(Figure dataset records)
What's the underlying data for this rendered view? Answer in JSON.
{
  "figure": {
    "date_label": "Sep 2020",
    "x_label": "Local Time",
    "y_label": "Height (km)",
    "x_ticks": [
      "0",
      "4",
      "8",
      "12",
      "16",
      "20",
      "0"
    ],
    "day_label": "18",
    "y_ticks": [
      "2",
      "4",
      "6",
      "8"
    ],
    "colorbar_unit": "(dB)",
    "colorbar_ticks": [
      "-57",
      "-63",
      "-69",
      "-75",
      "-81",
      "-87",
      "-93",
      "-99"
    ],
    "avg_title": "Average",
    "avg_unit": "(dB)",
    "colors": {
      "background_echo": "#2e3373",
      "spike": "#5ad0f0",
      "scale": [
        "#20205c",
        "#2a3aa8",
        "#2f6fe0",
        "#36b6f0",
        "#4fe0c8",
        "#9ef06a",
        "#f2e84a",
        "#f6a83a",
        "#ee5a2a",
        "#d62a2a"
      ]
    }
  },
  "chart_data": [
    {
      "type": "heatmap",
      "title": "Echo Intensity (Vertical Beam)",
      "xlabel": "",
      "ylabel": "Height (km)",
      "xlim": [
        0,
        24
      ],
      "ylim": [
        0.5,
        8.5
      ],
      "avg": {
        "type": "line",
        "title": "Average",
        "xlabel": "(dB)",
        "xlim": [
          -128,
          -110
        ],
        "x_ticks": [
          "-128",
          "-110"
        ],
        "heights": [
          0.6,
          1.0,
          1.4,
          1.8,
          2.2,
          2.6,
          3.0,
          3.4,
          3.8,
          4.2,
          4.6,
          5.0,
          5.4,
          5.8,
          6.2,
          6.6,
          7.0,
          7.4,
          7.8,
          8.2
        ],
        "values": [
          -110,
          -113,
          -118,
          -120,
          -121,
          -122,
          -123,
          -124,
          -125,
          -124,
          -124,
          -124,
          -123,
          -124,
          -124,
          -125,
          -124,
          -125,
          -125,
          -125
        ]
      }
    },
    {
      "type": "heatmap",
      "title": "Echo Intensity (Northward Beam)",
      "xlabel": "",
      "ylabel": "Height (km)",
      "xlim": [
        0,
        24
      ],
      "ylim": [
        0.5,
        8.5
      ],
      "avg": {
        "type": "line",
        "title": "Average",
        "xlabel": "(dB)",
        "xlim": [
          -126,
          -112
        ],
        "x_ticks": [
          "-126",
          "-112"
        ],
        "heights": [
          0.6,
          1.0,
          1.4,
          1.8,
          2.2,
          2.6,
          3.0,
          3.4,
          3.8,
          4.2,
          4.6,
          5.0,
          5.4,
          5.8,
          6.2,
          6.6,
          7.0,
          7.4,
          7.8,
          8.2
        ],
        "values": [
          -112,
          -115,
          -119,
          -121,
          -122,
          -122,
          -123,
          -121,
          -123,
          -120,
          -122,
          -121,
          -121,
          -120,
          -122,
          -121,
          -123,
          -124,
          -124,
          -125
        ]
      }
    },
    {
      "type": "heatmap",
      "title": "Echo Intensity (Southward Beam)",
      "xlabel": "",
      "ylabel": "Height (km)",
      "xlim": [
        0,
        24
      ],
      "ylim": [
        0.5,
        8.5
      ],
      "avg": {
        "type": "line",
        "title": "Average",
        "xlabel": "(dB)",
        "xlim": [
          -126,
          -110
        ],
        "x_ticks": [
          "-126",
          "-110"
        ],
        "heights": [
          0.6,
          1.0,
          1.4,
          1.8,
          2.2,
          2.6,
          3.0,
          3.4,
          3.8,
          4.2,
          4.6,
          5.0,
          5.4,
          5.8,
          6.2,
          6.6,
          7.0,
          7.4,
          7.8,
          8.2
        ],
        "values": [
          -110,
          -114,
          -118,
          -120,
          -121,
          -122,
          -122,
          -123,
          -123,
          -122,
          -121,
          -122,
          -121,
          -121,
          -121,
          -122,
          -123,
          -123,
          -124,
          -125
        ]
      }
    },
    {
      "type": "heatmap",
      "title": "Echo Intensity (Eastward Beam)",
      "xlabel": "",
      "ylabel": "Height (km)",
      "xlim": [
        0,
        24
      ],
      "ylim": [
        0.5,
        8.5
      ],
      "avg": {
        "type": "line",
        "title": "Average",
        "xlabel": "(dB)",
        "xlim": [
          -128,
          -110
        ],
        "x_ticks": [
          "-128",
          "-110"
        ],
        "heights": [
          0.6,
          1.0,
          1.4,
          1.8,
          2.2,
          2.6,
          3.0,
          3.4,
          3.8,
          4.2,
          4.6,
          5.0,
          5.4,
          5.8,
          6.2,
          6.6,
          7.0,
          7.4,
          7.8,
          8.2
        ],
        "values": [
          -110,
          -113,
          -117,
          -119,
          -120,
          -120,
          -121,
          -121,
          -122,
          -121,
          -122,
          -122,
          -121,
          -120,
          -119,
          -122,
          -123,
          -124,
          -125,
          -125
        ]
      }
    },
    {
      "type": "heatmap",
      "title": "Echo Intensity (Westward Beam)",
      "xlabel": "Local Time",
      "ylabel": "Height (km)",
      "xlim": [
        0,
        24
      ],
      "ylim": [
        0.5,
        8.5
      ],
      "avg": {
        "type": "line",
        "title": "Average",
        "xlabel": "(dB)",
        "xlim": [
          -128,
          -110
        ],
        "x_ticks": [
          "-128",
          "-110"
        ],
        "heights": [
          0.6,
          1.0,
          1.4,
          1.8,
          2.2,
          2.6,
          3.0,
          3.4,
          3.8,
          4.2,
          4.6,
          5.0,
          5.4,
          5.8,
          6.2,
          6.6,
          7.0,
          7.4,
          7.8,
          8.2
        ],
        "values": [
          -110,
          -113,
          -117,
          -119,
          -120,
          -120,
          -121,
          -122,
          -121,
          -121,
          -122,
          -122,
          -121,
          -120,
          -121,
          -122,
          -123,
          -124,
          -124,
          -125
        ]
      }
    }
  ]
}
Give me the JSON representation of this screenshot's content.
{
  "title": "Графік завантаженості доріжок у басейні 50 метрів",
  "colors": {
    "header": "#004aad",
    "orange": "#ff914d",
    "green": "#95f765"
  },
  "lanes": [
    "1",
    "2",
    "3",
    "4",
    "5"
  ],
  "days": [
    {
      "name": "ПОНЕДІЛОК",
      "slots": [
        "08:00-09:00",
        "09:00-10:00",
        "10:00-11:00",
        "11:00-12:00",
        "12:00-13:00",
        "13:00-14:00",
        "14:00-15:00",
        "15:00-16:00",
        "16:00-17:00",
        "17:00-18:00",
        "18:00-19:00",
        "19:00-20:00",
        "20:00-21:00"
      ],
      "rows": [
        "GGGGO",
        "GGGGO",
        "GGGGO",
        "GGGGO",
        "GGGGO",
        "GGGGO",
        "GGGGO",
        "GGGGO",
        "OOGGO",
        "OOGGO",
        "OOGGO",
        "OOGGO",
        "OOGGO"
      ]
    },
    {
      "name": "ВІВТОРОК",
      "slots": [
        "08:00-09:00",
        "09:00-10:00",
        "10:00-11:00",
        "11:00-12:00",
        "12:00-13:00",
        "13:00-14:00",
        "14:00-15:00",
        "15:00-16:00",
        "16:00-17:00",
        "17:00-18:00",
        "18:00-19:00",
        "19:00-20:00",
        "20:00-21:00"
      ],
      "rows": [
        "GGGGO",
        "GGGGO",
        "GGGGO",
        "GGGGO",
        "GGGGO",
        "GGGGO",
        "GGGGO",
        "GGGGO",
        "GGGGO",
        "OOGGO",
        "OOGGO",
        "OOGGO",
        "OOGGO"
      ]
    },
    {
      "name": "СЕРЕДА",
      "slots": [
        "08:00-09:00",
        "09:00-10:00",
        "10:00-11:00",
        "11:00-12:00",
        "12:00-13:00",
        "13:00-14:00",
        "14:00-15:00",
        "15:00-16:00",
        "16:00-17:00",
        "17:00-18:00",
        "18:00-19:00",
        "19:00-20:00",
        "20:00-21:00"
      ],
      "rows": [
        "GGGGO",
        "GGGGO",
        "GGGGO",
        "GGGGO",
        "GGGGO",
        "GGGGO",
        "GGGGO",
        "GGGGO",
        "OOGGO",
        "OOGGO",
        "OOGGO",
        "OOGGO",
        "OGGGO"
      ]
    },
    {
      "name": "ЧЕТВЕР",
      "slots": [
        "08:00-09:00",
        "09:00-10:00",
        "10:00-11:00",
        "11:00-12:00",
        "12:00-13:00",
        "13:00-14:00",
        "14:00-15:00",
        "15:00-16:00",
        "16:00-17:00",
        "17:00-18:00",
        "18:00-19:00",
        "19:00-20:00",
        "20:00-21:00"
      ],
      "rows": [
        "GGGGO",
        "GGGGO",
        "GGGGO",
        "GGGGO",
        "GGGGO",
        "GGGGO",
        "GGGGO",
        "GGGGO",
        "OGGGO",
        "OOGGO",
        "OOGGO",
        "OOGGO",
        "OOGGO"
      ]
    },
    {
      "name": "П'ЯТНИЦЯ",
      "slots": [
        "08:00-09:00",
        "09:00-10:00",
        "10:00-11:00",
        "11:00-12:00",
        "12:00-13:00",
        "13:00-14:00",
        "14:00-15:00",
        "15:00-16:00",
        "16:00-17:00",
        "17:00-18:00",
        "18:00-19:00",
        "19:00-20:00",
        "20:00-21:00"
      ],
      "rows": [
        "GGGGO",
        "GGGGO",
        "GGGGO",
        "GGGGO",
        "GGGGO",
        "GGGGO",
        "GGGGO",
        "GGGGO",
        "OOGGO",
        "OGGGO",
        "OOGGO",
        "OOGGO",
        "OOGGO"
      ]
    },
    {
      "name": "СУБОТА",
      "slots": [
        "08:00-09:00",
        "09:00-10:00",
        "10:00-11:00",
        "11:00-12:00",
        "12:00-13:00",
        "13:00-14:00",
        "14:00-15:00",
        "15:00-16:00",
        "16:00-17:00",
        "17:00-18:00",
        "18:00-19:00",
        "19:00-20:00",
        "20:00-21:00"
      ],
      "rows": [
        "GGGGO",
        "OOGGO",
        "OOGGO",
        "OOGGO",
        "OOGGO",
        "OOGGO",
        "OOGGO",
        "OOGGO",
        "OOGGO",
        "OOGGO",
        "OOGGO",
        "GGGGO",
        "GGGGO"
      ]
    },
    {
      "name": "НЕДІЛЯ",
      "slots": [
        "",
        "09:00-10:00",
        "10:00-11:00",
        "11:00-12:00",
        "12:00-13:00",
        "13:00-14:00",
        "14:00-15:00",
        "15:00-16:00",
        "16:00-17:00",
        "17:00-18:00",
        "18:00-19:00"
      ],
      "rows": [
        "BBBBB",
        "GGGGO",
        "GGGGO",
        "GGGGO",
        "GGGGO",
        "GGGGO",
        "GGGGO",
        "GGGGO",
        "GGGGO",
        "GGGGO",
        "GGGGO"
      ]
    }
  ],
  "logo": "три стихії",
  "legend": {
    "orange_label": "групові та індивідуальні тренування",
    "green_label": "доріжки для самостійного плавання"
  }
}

## Requirements
Read the entries above, then pull out the lines that include "Intensity".

## Solution for this task
      "title": "Echo Intensity (Vertical Beam)",
      "title": "Echo Intensity (Northward Beam)",
      "title": "Echo Intensity (Southward Beam)",
      "title": "Echo Intensity (Eastward Beam)",
      "title": "Echo Intensity (Westward Beam)",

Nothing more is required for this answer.